## EXERCISE DETAILS
Copy every line of the records below that holds the word "Cognitive".

━━━ STORED DATA

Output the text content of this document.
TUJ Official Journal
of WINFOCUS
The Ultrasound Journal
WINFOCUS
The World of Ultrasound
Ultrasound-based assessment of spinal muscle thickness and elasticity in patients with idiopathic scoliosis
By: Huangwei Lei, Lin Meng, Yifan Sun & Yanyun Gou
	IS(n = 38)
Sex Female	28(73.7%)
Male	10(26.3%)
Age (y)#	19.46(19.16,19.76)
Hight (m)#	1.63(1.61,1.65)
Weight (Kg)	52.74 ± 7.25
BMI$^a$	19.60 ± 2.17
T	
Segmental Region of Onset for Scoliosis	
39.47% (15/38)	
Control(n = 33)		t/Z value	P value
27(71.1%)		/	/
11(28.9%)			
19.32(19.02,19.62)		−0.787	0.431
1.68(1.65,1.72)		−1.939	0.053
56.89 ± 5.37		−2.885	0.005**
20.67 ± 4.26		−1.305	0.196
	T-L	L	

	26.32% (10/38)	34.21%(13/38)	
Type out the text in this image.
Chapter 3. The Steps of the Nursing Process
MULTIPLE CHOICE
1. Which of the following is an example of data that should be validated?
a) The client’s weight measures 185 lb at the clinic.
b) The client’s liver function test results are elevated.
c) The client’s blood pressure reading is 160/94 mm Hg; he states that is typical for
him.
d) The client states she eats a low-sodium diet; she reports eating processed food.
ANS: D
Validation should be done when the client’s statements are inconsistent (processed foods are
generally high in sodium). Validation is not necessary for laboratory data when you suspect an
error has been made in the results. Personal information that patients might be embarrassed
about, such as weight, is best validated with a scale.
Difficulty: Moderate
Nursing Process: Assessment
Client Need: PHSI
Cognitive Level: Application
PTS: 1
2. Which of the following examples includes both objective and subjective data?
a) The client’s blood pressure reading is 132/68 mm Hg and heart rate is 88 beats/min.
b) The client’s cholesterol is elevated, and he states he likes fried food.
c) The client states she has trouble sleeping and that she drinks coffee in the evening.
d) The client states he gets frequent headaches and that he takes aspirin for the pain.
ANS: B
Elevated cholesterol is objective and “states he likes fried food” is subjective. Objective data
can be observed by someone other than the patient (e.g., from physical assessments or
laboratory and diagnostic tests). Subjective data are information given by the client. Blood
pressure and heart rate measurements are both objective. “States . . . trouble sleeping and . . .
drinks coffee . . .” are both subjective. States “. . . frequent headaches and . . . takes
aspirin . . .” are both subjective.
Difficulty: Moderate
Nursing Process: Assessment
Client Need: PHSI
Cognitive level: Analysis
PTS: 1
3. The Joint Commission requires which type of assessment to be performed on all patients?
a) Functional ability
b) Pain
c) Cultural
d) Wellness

━━━━━━

## RESPONSE TO THIS TASK
Cognitive Level: Application
Cognitive level: Analysis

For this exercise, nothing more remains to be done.